### Material provided

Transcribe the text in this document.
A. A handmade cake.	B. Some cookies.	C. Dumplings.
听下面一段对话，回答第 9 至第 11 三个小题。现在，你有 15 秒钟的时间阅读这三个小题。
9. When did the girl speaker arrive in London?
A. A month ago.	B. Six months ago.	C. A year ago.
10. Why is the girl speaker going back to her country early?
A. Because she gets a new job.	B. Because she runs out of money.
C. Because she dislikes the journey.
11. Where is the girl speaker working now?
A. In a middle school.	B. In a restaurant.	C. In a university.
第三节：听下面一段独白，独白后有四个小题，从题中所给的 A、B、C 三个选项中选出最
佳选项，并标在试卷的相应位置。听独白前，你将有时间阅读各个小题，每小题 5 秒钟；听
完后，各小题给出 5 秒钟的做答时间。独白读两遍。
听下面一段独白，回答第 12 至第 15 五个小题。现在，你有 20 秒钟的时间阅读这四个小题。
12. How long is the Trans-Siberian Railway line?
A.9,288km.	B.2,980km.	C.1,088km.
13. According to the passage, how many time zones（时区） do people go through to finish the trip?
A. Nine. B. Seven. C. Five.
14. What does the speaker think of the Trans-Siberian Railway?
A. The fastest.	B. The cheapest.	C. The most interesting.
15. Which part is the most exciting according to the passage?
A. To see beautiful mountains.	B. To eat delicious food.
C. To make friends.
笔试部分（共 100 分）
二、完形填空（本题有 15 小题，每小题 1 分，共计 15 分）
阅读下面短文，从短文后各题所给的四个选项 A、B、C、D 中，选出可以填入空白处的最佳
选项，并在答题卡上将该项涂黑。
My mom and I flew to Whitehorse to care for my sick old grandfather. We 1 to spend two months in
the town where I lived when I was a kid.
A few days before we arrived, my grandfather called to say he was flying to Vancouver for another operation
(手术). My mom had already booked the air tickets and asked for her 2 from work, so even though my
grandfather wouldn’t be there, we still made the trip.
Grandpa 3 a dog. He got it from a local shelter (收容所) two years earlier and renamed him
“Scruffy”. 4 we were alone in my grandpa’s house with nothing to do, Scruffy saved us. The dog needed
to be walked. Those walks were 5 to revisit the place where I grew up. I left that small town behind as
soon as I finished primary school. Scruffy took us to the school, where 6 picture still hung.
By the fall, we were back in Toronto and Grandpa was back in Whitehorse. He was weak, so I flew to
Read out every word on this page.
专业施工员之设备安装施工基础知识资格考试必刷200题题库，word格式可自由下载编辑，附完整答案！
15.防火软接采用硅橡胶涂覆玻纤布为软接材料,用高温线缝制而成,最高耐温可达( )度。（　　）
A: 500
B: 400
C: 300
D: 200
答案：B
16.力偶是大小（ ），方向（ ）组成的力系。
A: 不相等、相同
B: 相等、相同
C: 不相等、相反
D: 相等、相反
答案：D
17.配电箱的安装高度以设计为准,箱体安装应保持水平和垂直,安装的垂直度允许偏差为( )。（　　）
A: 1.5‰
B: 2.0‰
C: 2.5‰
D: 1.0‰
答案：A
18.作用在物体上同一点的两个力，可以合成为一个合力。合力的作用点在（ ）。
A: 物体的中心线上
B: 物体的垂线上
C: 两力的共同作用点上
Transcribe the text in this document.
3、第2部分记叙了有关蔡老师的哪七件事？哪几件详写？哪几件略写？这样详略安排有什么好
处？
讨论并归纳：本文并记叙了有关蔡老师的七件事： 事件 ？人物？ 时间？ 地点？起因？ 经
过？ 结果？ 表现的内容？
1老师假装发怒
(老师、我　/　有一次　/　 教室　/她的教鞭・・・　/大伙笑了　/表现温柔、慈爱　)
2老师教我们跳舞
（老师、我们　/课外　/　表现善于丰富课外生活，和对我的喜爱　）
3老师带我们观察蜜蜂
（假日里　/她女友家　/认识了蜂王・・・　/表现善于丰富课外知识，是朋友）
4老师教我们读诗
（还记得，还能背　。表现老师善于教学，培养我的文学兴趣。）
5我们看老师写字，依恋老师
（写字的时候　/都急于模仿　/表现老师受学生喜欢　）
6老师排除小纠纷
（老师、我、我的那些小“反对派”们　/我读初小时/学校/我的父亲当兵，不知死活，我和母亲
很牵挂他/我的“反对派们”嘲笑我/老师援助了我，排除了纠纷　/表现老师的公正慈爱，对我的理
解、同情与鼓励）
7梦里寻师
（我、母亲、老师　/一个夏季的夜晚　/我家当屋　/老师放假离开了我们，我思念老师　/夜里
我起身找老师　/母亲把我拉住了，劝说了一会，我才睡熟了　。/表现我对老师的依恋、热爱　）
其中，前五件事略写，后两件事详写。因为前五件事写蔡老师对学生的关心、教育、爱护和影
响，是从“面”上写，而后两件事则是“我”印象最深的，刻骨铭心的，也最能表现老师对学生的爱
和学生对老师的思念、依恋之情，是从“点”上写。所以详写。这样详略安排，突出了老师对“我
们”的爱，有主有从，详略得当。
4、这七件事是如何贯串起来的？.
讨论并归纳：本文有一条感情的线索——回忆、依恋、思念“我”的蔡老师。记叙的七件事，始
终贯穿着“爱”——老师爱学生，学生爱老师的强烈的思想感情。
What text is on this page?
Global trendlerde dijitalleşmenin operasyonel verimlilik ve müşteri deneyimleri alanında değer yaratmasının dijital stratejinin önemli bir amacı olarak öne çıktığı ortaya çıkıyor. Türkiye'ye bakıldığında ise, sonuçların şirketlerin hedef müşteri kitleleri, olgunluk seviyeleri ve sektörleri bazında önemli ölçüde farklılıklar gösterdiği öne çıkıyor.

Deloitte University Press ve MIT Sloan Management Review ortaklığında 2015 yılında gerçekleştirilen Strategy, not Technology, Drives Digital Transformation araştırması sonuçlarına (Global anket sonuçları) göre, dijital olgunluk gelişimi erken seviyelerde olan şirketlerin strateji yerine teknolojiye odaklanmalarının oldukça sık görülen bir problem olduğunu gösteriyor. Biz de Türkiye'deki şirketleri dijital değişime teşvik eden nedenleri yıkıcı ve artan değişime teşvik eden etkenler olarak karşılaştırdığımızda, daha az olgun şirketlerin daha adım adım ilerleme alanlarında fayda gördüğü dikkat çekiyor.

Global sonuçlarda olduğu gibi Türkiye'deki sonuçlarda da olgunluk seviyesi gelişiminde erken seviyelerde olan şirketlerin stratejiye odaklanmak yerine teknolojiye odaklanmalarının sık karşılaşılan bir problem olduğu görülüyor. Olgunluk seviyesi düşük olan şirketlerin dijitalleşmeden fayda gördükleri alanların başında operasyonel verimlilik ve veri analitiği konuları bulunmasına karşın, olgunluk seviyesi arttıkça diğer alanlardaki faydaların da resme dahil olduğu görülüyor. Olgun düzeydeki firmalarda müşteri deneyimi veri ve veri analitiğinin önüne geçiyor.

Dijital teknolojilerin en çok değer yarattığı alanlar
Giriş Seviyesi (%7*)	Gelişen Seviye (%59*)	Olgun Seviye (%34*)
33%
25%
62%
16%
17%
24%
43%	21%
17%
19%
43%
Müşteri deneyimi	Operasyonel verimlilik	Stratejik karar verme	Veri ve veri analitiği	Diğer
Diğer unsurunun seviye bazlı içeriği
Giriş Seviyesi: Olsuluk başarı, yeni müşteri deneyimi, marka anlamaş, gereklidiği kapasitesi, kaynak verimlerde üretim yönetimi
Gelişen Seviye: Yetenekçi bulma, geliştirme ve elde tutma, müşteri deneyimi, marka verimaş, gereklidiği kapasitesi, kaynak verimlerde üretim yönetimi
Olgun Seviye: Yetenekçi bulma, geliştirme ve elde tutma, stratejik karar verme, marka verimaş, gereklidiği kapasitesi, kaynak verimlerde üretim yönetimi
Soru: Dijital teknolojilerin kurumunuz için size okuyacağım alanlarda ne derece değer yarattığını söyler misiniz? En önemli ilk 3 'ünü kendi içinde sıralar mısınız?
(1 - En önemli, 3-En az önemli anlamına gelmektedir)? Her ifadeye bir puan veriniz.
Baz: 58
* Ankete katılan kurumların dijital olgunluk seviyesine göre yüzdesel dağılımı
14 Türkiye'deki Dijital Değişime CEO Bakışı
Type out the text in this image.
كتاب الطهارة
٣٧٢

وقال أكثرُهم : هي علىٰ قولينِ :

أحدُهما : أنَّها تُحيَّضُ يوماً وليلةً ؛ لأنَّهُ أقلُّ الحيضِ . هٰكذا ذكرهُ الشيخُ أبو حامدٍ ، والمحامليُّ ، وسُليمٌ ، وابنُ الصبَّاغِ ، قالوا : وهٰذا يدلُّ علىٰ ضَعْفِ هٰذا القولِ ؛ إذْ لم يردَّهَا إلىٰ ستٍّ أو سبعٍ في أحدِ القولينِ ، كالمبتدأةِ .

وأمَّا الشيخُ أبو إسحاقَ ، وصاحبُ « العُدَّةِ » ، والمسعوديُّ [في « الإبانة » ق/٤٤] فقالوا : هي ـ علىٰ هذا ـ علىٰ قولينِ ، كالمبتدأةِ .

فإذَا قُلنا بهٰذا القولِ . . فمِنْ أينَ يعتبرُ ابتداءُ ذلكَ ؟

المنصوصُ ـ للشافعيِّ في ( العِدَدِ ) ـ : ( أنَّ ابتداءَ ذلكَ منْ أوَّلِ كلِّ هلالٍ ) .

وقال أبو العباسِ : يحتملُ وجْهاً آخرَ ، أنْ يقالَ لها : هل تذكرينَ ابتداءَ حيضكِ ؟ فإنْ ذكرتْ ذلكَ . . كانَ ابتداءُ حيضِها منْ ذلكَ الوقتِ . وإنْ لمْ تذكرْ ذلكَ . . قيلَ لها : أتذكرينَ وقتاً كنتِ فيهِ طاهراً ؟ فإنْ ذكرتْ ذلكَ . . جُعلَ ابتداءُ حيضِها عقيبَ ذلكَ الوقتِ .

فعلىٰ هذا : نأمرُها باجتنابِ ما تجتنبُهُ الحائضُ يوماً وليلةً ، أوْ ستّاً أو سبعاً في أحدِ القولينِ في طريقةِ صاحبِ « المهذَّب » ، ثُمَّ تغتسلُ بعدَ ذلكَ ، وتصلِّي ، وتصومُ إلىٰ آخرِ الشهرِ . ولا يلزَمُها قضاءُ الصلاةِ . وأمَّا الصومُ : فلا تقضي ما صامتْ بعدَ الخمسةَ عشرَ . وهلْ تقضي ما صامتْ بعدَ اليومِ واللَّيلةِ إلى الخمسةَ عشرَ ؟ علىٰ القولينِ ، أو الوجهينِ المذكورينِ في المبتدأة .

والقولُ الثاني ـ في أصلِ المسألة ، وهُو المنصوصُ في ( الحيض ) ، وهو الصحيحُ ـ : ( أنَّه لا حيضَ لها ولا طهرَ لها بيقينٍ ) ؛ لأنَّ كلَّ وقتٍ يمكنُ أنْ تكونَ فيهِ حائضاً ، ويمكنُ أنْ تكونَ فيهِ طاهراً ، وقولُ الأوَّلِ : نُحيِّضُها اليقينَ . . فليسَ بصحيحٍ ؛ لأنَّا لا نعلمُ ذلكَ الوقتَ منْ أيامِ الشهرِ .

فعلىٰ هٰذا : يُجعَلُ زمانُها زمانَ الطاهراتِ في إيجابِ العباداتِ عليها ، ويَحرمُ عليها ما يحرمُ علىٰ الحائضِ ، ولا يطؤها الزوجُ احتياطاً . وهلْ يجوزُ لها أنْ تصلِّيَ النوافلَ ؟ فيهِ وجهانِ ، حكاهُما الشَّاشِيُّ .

######

Identify every line above that includes the word "geliştirme", and show those lines.

Exercise output
Gelişen Seviye: Yetenekçi bulma, geliştirme ve elde tutma, müşteri deneyimi, marka verimaş, gereklidiği kapasitesi, kaynak verimlerde üretim yönetimi
Olgun Seviye: Yetenekçi bulma, geliştirme ve elde tutma, stratejik karar verme, marka verimaş, gereklidiği kapasitesi, kaynak verimlerde üretim yönetimi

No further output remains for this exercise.